▶ _GOAL OF THE EXERCISE_: Please output the lines shown below exactly as they appear.
- - - - -
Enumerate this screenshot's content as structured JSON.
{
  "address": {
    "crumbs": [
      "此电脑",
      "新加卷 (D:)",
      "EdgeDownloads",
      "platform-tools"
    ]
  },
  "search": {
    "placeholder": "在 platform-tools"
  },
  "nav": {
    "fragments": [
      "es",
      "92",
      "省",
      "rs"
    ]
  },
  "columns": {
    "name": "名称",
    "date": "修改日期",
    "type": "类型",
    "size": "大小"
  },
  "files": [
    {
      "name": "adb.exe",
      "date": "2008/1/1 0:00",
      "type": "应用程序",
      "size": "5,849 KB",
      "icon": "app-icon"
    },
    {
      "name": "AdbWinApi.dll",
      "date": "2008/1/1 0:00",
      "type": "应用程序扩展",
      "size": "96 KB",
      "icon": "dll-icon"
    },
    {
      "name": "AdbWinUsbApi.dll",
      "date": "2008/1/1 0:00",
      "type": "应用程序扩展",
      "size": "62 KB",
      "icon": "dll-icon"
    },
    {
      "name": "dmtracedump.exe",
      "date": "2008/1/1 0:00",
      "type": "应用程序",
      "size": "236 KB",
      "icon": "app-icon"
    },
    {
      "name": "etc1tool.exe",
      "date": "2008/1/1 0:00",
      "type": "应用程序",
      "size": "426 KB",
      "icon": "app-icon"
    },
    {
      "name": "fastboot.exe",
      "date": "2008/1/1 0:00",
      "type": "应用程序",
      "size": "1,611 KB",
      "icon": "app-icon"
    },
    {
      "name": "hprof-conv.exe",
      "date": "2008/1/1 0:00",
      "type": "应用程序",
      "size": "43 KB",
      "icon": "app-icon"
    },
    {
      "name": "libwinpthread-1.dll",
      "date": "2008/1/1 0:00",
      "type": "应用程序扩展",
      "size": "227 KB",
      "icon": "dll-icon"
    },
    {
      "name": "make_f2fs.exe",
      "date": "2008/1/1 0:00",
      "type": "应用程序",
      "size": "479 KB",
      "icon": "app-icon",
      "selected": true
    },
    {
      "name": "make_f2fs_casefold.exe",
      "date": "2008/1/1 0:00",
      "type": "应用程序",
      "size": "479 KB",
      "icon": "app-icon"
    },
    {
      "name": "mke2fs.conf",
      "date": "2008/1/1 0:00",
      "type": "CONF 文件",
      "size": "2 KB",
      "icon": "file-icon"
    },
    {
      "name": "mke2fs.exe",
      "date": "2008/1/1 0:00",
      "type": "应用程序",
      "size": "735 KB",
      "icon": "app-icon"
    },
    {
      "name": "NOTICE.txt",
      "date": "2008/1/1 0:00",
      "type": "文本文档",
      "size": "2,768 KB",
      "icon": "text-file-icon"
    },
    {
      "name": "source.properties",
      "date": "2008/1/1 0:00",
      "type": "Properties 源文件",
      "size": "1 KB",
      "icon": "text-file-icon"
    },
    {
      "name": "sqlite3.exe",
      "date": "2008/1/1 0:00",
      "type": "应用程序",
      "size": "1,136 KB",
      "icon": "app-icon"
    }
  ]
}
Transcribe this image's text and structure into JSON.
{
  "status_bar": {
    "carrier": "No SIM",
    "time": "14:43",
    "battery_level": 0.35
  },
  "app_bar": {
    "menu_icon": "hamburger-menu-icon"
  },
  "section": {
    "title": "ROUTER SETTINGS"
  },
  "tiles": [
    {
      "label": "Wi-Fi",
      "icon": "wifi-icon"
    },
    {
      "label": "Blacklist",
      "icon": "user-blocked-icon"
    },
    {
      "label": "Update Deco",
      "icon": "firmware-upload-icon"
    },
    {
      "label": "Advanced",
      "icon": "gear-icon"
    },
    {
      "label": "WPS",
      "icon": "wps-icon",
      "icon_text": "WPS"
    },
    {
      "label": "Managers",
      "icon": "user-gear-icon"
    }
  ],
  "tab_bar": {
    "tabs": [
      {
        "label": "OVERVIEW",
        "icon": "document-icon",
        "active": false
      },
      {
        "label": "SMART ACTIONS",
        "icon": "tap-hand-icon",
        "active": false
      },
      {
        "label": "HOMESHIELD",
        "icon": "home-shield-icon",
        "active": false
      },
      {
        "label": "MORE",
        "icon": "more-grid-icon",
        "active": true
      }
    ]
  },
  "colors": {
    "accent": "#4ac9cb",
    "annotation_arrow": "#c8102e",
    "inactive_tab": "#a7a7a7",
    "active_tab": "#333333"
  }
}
- - - - -
▶ _TASK ANSWER_:
Enumerate this screenshot's content as structured JSON.
{
  "address": {
    "crumbs": [
      "此电脑",
      "新加卷 (D:)",
      "EdgeDownloads",
      "platform-tools"
    ]
  },
  "search": {
    "placeholder": "在 platform-tools"
  },
  "nav": {
    "fragments": [
      "es",
      "92",
      "省",
      "rs"
    ]
  },
  "columns": {
    "name": "名称",
    "date": "修改日期",
    "type": "类型",
    "size": "大小"
  },
  "files": [
    {
      "name": "adb.exe",
      "date": "2008/1/1 0:00",
      "type": "应用程序",
      "size": "5,849 KB",
      "icon": "app-icon"
    },
    {
      "name": "AdbWinApi.dll",
      "date": "2008/1/1 0:00",
      "type": "应用程序扩展",
      "size": "96 KB",
      "icon": "dll-icon"
    },
    {
      "name": "AdbWinUsbApi.dll",
      "date": "2008/1/1 0:00",
      "type": "应用程序扩展",
      "size": "62 KB",
      "icon": "dll-icon"
    },
    {
      "name": "dmtracedump.exe",
      "date": "2008/1/1 0:00",
      "type": "应用程序",
      "size": "236 KB",
      "icon": "app-icon"
    },
    {
      "name": "etc1tool.exe",
      "date": "2008/1/1 0:00",
      "type": "应用程序",
      "size": "426 KB",
      "icon": "app-icon"
    },
    {
      "name": "fastboot.exe",
      "date": "2008/1/1 0:00",
      "type": "应用程序",
      "size": "1,611 KB",
      "icon": "app-icon"
    },
    {
      "name": "hprof-conv.exe",
      "date": "2008/1/1 0:00",
      "type": "应用程序",
      "size": "43 KB",
      "icon": "app-icon"
    },
    {
      "name": "libwinpthread-1.dll",
      "date": "2008/1/1 0:00",
      "type": "应用程序扩展",
      "size": "227 KB",
      "icon": "dll-icon"
    },
    {
      "name": "make_f2fs.exe",
      "date": "2008/1/1 0:00",
      "type": "应用程序",
      "size": "479 KB",
      "icon": "app-icon",
      "selected": true
    },
    {
      "name": "make_f2fs_casefold.exe",
      "date": "2008/1/1 0:00",
      "type": "应用程序",
      "size": "479 KB",
      "icon": "app-icon"
    },
    {
      "name": "mke2fs.conf",
      "date": "2008/1/1 0:00",
      "type": "CONF 文件",
      "size": "2 KB",
      "icon": "file-icon"
    },
    {
      "name": "mke2fs.exe",
      "date": "2008/1/1 0:00",
      "type": "应用程序",
      "size": "735 KB",
      "icon": "app-icon"
    },
    {
      "name": "NOTICE.txt",
      "date": "2008/1/1 0:00",
      "type": "文本文档",
      "size": "2,768 KB",
      "icon": "text-file-icon"
    },
    {
      "name": "source.properties",
      "date": "2008/1/1 0:00",
      "type": "Properties 源文件",
      "size": "1 KB",
      "icon": "text-file-icon"
    },
    {
      "name": "sqlite3.exe",
      "date": "2008/1/1 0:00",
      "type": "应用程序",
      "size": "1,136 KB",
      "icon": "app-icon"
    }
  ]
}
Transcribe this image's text and structure into JSON.
{
  "status_bar": {
    "carrier": "No SIM",
    "time": "14:43",
    "battery_level": 0.35
  },
  "app_bar": {
    "menu_icon": "hamburger-menu-icon"
  },
  "section": {
    "title": "ROUTER SETTINGS"
  },
  "tiles": [
    {
      "label": "Wi-Fi",
      "icon": "wifi-icon"
    },
    {
      "label": "Blacklist",
      "icon": "user-blocked-icon"
    },
    {
      "label": "Update Deco",
      "icon": "firmware-upload-icon"
    },
    {
      "label": "Advanced",
      "icon": "gear-icon"
    },
    {
      "label": "WPS",
      "icon": "wps-icon",
      "icon_text": "WPS"
    },
    {
      "label": "Managers",
      "icon": "user-gear-icon"
    }
  ],
  "tab_bar": {
    "tabs": [
      {
        "label": "OVERVIEW",
        "icon": "document-icon",
        "active": false
      },
      {
        "label": "SMART ACTIONS",
        "icon": "tap-hand-icon",
        "active": false
      },
      {
        "label": "HOMESHIELD",
        "icon": "home-shield-icon",
        "active": false
      },
      {
        "label": "MORE",
        "icon": "more-grid-icon",
        "active": true
      }
    ]
  },
  "colors": {
    "accent": "#4ac9cb",
    "annotation_arrow": "#c8102e",
    "inactive_tab": "#a7a7a7",
    "active_tab": "#333333"
  }
}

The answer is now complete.